▶ Given request
Select and copy out every line in the records containing "Attack".

▶ Exercise data
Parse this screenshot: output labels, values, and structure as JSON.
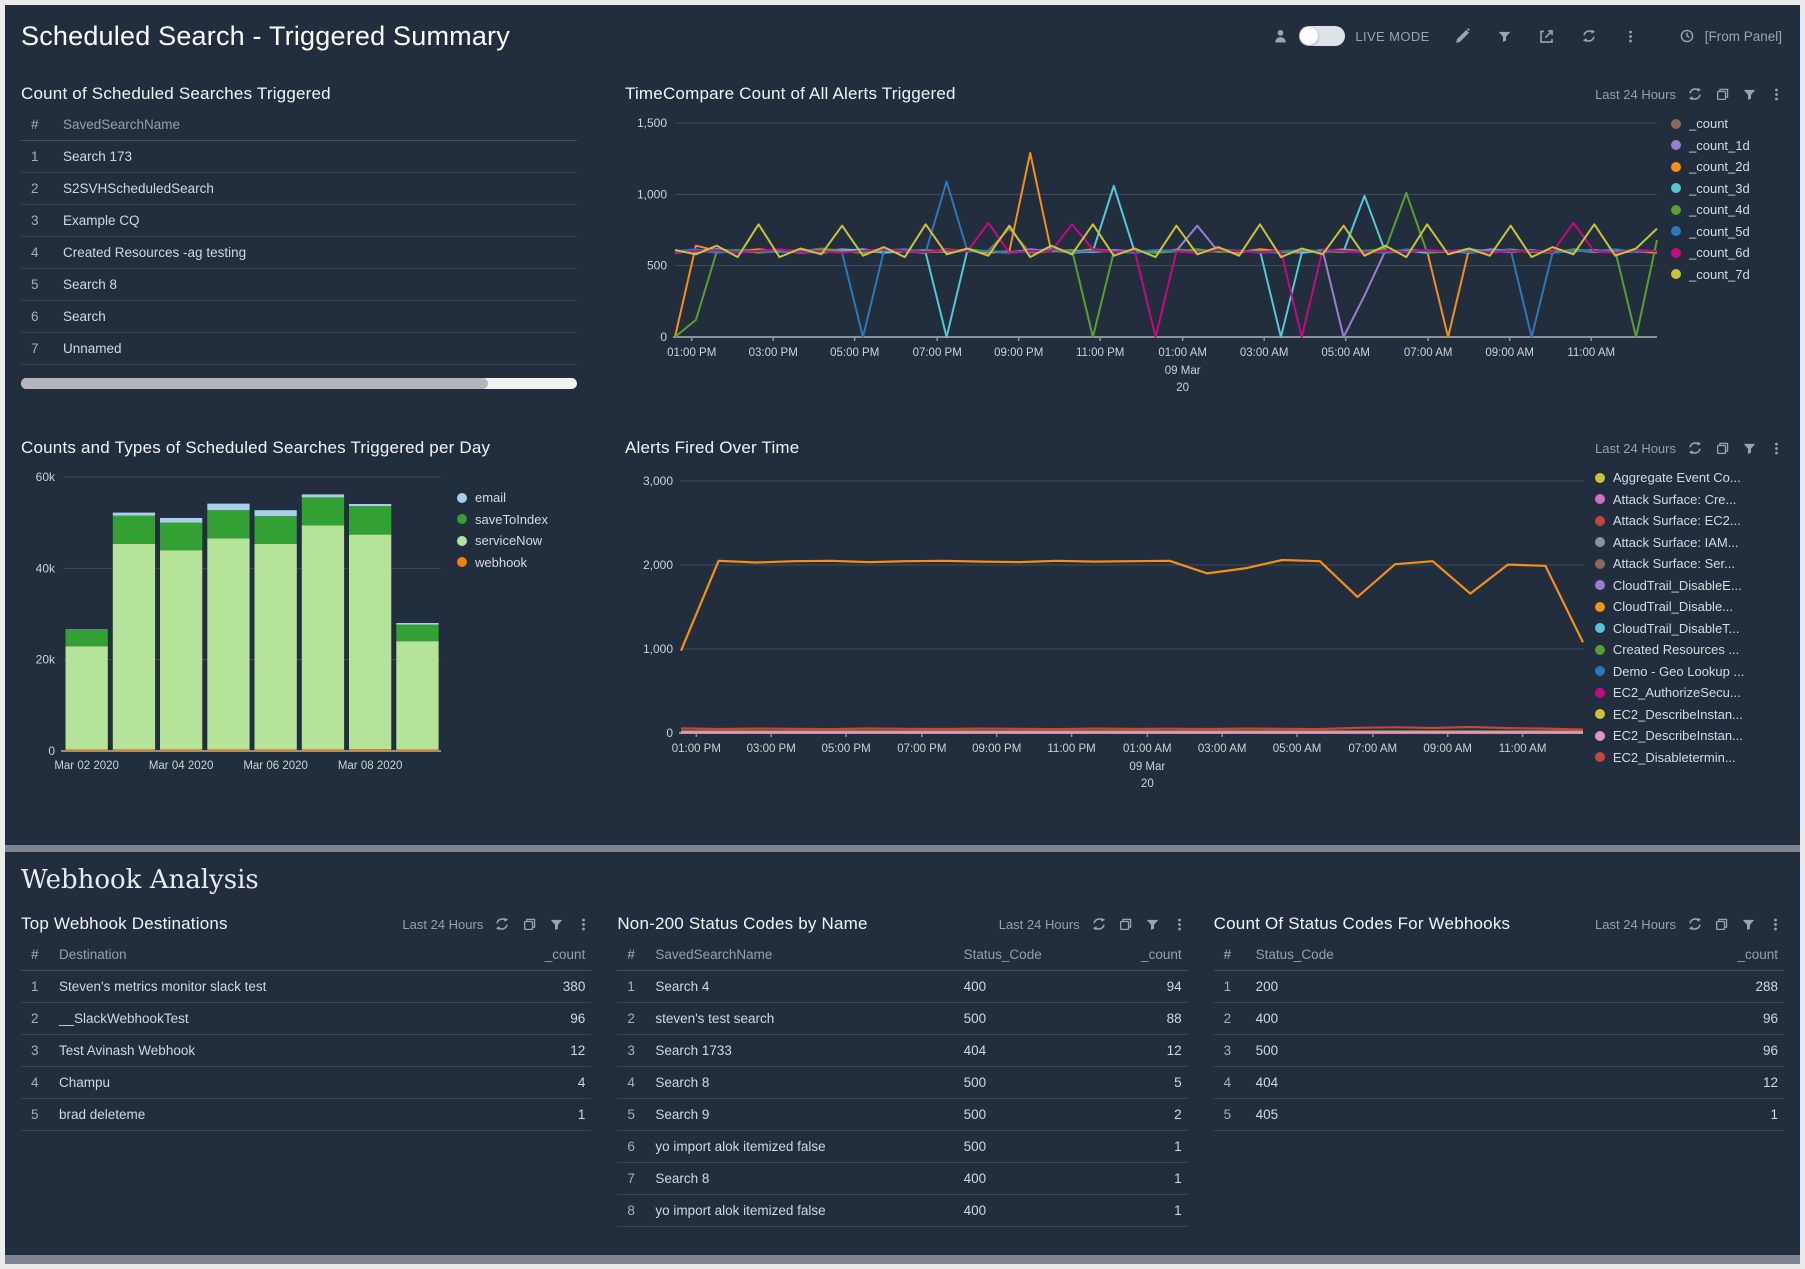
{
  "header": {
    "title": "Scheduled Search - Triggered Summary",
    "live_mode_label": "LIVE MODE",
    "from_panel_label": "[From Panel]"
  },
  "controls": {
    "time_range": "Last 24 Hours"
  },
  "panels": {
    "count_table": {
      "title": "Count of Scheduled Searches Triggered",
      "columns": [
        "#",
        "SavedSearchName"
      ],
      "aligns": [
        "left",
        "left"
      ],
      "rows": [
        [
          "1",
          "Search 173"
        ],
        [
          "2",
          "S2SVHScheduledSearch"
        ],
        [
          "3",
          "Example CQ"
        ],
        [
          "4",
          "Created Resources -ag testing"
        ],
        [
          "5",
          "Search 8"
        ],
        [
          "6",
          "Search"
        ],
        [
          "7",
          "Unnamed"
        ]
      ]
    },
    "timecompare": {
      "title": "TimeCompare Count of All Alerts Triggered"
    },
    "bars": {
      "title": "Counts and Types of Scheduled Searches Triggered per Day"
    },
    "alerts": {
      "title": "Alerts Fired Over Time"
    },
    "webhook_section_title": "Webhook Analysis",
    "top_webhooks": {
      "title": "Top Webhook Destinations",
      "columns": [
        "#",
        "Destination",
        "_count"
      ],
      "aligns": [
        "left",
        "left",
        "right"
      ],
      "rows": [
        [
          "1",
          "Steven's metrics monitor slack test",
          "380"
        ],
        [
          "2",
          "__SlackWebhookTest",
          "96"
        ],
        [
          "3",
          " Test Avinash Webhook",
          "12"
        ],
        [
          "4",
          "Champu",
          "4"
        ],
        [
          "5",
          "brad deleteme",
          "1"
        ]
      ]
    },
    "non200": {
      "title": "Non-200 Status Codes by Name",
      "columns": [
        "#",
        "SavedSearchName",
        "Status_Code",
        "_count"
      ],
      "aligns": [
        "left",
        "left",
        "left",
        "right"
      ],
      "rows": [
        [
          "1",
          "Search 4",
          "400",
          "94"
        ],
        [
          "2",
          "steven's test search",
          "500",
          "88"
        ],
        [
          "3",
          "Search 1733",
          "404",
          "12"
        ],
        [
          "4",
          "Search 8",
          "500",
          "5"
        ],
        [
          "5",
          "Search 9",
          "500",
          "2"
        ],
        [
          "6",
          "yo import alok itemized false",
          "500",
          "1"
        ],
        [
          "7",
          "Search 8",
          "400",
          "1"
        ],
        [
          "8",
          "yo import alok itemized false",
          "400",
          "1"
        ]
      ]
    },
    "status_codes": {
      "title": "Count Of Status Codes For Webhooks",
      "columns": [
        "#",
        "Status_Code",
        "_count"
      ],
      "aligns": [
        "left",
        "left",
        "right"
      ],
      "rows": [
        [
          "1",
          "200",
          "288"
        ],
        [
          "2",
          "400",
          "96"
        ],
        [
          "3",
          "500",
          "96"
        ],
        [
          "4",
          "404",
          "12"
        ],
        [
          "5",
          "405",
          "1"
        ]
      ]
    }
  },
  "chart_data": [
    {
      "type": "line",
      "title": "TimeCompare Count of All Alerts Triggered",
      "ylim": [
        0,
        1500
      ],
      "yticks": [
        {
          "v": 1500,
          "label": "1,500"
        },
        {
          "v": 1000,
          "label": "1,000"
        },
        {
          "v": 500,
          "label": "500"
        },
        {
          "v": 0,
          "label": "0"
        }
      ],
      "xticks": [
        {
          "f": 0.017,
          "label": "01:00 PM"
        },
        {
          "f": 0.1,
          "label": "03:00 PM"
        },
        {
          "f": 0.183,
          "label": "05:00 PM"
        },
        {
          "f": 0.267,
          "label": "07:00 PM"
        },
        {
          "f": 0.35,
          "label": "09:00 PM"
        },
        {
          "f": 0.433,
          "label": "11:00 PM"
        },
        {
          "f": 0.517,
          "label": "01:00 AM",
          "sub": [
            "09 Mar",
            "20"
          ]
        },
        {
          "f": 0.6,
          "label": "03:00 AM"
        },
        {
          "f": 0.683,
          "label": "05:00 AM"
        },
        {
          "f": 0.767,
          "label": "07:00 AM"
        },
        {
          "f": 0.85,
          "label": "09:00 AM"
        },
        {
          "f": 0.933,
          "label": "11:00 AM"
        }
      ],
      "series": [
        {
          "name": "_count",
          "color": "#8a6a5e",
          "values": [
            600,
            610,
            590,
            605,
            615,
            595,
            600,
            620,
            605,
            590,
            610,
            600,
            595,
            615,
            600,
            605,
            760,
            590,
            600,
            610,
            595,
            605,
            600,
            590,
            615,
            600,
            605,
            595,
            610,
            600,
            590,
            605,
            615,
            600,
            595,
            610,
            600,
            605,
            590,
            600,
            615,
            595,
            605,
            600,
            610,
            590,
            600,
            605
          ]
        },
        {
          "name": "_count_1d",
          "color": "#9a7fd1",
          "values": [
            590,
            605,
            615,
            595,
            600,
            610,
            590,
            600,
            615,
            605,
            590,
            600,
            610,
            595,
            605,
            600,
            590,
            615,
            600,
            605,
            595,
            610,
            600,
            590,
            605,
            780,
            600,
            595,
            615,
            600,
            590,
            605,
            0,
            290,
            605,
            595,
            610,
            600,
            590,
            615,
            605,
            600,
            595,
            600,
            610,
            590,
            600,
            595
          ]
        },
        {
          "name": "_count_2d",
          "color": "#f39019",
          "values": [
            0,
            640,
            605,
            590,
            615,
            600,
            595,
            610,
            600,
            590,
            605,
            615,
            595,
            600,
            610,
            590,
            600,
            1290,
            605,
            595,
            615,
            600,
            590,
            610,
            600,
            595,
            605,
            590,
            615,
            600,
            605,
            595,
            610,
            600,
            590,
            605,
            600,
            0,
            615,
            595,
            605,
            600,
            590,
            610,
            595,
            605,
            600,
            590
          ]
        },
        {
          "name": "_count_3d",
          "color": "#55c7d6",
          "values": [
            605,
            590,
            615,
            600,
            595,
            610,
            600,
            590,
            605,
            615,
            595,
            600,
            590,
            0,
            610,
            600,
            595,
            605,
            615,
            590,
            600,
            1060,
            595,
            605,
            600,
            590,
            615,
            600,
            605,
            0,
            590,
            610,
            600,
            990,
            595,
            605,
            590,
            600,
            615,
            600,
            595,
            610,
            590,
            605,
            600,
            595,
            610,
            600
          ]
        },
        {
          "name": "_count_4d",
          "color": "#5a9e33",
          "values": [
            0,
            120,
            600,
            610,
            590,
            605,
            595,
            615,
            600,
            590,
            610,
            600,
            605,
            595,
            615,
            600,
            590,
            605,
            600,
            610,
            0,
            595,
            605,
            590,
            600,
            615,
            595,
            605,
            600,
            590,
            610,
            600,
            595,
            605,
            615,
            1010,
            590,
            600,
            605,
            595,
            610,
            600,
            590,
            615,
            600,
            605,
            0,
            680
          ]
        },
        {
          "name": "_count_5d",
          "color": "#2d78b8",
          "values": [
            600,
            615,
            590,
            605,
            600,
            595,
            610,
            600,
            590,
            0,
            605,
            615,
            595,
            1090,
            600,
            605,
            590,
            600,
            615,
            595,
            605,
            600,
            590,
            610,
            600,
            595,
            615,
            605,
            590,
            600,
            610,
            595,
            605,
            600,
            590,
            615,
            600,
            605,
            595,
            600,
            610,
            0,
            590,
            605,
            600,
            615,
            595,
            605
          ]
        },
        {
          "name": "_count_6d",
          "color": "#c40a82",
          "values": [
            595,
            600,
            610,
            590,
            605,
            615,
            595,
            600,
            590,
            605,
            615,
            600,
            595,
            610,
            600,
            800,
            590,
            605,
            600,
            790,
            615,
            595,
            605,
            0,
            600,
            590,
            610,
            600,
            595,
            605,
            0,
            615,
            600,
            590,
            605,
            595,
            610,
            600,
            615,
            590,
            600,
            605,
            595,
            800,
            600,
            590,
            610,
            600
          ]
        },
        {
          "name": "_count_7d",
          "color": "#c9c33a",
          "values": [
            610,
            580,
            640,
            560,
            790,
            560,
            620,
            580,
            780,
            570,
            630,
            560,
            790,
            580,
            620,
            570,
            780,
            560,
            640,
            580,
            790,
            570,
            620,
            560,
            780,
            580,
            630,
            570,
            790,
            560,
            620,
            580,
            780,
            570,
            640,
            560,
            790,
            580,
            620,
            570,
            780,
            560,
            630,
            580,
            790,
            570,
            620,
            760
          ]
        }
      ]
    },
    {
      "type": "bar",
      "title": "Counts and Types of Scheduled Searches Triggered per Day",
      "ylim": [
        0,
        60000
      ],
      "yticks": [
        {
          "v": 60000,
          "label": "60k"
        },
        {
          "v": 40000,
          "label": "40k"
        },
        {
          "v": 20000,
          "label": "20k"
        },
        {
          "v": 0,
          "label": "0"
        }
      ],
      "categories": [
        "Mar 02 2020",
        "Mar 03 2020",
        "Mar 04 2020",
        "Mar 05 2020",
        "Mar 06 2020",
        "Mar 07 2020",
        "Mar 08 2020",
        "Mar 09 2020"
      ],
      "xticks": [
        {
          "i": 0,
          "label": "Mar 02 2020"
        },
        {
          "i": 2,
          "label": "Mar 04 2020"
        },
        {
          "i": 4,
          "label": "Mar 06 2020"
        },
        {
          "i": 6,
          "label": "Mar 08 2020"
        }
      ],
      "stack_order": [
        "webhook",
        "serviceNow",
        "saveToIndex",
        "email"
      ],
      "series": [
        {
          "name": "email",
          "color": "#a8cfe8",
          "values": [
            120,
            680,
            1000,
            1450,
            1300,
            650,
            450,
            380
          ]
        },
        {
          "name": "saveToIndex",
          "color": "#33a033",
          "values": [
            3550,
            6150,
            6050,
            6150,
            6050,
            6150,
            6250,
            3600
          ]
        },
        {
          "name": "serviceNow",
          "color": "#b6e39a",
          "values": [
            22600,
            45000,
            43600,
            46200,
            45000,
            49000,
            47000,
            23700
          ]
        },
        {
          "name": "webhook",
          "color": "#f57f0b",
          "values": [
            350,
            380,
            380,
            380,
            380,
            380,
            380,
            350
          ]
        }
      ]
    },
    {
      "type": "line",
      "title": "Alerts Fired Over Time",
      "ylim": [
        0,
        3000
      ],
      "yticks": [
        {
          "v": 3000,
          "label": "3,000"
        },
        {
          "v": 2000,
          "label": "2,000"
        },
        {
          "v": 1000,
          "label": "1,000"
        },
        {
          "v": 0,
          "label": "0"
        }
      ],
      "xticks": [
        {
          "f": 0.017,
          "label": "01:00 PM"
        },
        {
          "f": 0.1,
          "label": "03:00 PM"
        },
        {
          "f": 0.183,
          "label": "05:00 PM"
        },
        {
          "f": 0.267,
          "label": "07:00 PM"
        },
        {
          "f": 0.35,
          "label": "09:00 PM"
        },
        {
          "f": 0.433,
          "label": "11:00 PM"
        },
        {
          "f": 0.517,
          "label": "01:00 AM",
          "sub": [
            "09 Mar",
            "20"
          ]
        },
        {
          "f": 0.6,
          "label": "03:00 AM"
        },
        {
          "f": 0.683,
          "label": "05:00 AM"
        },
        {
          "f": 0.767,
          "label": "07:00 AM"
        },
        {
          "f": 0.85,
          "label": "09:00 AM"
        },
        {
          "f": 0.933,
          "label": "11:00 AM"
        }
      ],
      "series": [
        {
          "name": "Aggregate Event Co...",
          "color": "#c9c33a",
          "flat": 8
        },
        {
          "name": "Attack Surface: Cre...",
          "color": "#cd6fc5",
          "flat": 6
        },
        {
          "name": "Attack Surface: EC2...",
          "color": "#c8453c",
          "flat": 18
        },
        {
          "name": "Attack Surface: IAM...",
          "color": "#8d9198",
          "flat": 12
        },
        {
          "name": "Attack Surface: Ser...",
          "color": "#8a6a5e",
          "flat": 22
        },
        {
          "name": "CloudTrail_DisableE...",
          "color": "#9a7fd1",
          "flat": 5
        },
        {
          "name": "CloudTrail_Disable...",
          "color": "#f39019",
          "values": [
            980,
            2050,
            2030,
            2045,
            2050,
            2035,
            2045,
            2050,
            2040,
            2035,
            2050,
            2040,
            2045,
            2050,
            1900,
            1960,
            2060,
            2045,
            1620,
            2010,
            2045,
            1660,
            2005,
            1990,
            1080
          ]
        },
        {
          "name": "CloudTrail_DisableT...",
          "color": "#55c7d6",
          "flat": 10
        },
        {
          "name": "Created Resources ...",
          "color": "#5a9e33",
          "flat": 15
        },
        {
          "name": "Demo - Geo Lookup ...",
          "color": "#2d78b8",
          "flat": 7
        },
        {
          "name": "EC2_AuthorizeSecu...",
          "color": "#c40a82",
          "flat": 5
        },
        {
          "name": "EC2_DescribeInstan...",
          "color": "#c9c33a",
          "flat": 9
        },
        {
          "name": "EC2_DescribeInstan...",
          "color": "#e394cd",
          "flat": 4
        },
        {
          "name": "EC2_Disabletermin...",
          "color": "#c8453c",
          "values": [
            55,
            48,
            52,
            50,
            47,
            53,
            50,
            48,
            52,
            50,
            47,
            52,
            49,
            51,
            48,
            52,
            50,
            47,
            62,
            68,
            60,
            72,
            58,
            52,
            40
          ]
        }
      ]
    }
  ]
}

▶ Answer to the problem
          "name": "Attack Surface: Cre...",
          "name": "Attack Surface: EC2...",
          "name": "Attack Surface: IAM...",
          "name": "Attack Surface: Ser...",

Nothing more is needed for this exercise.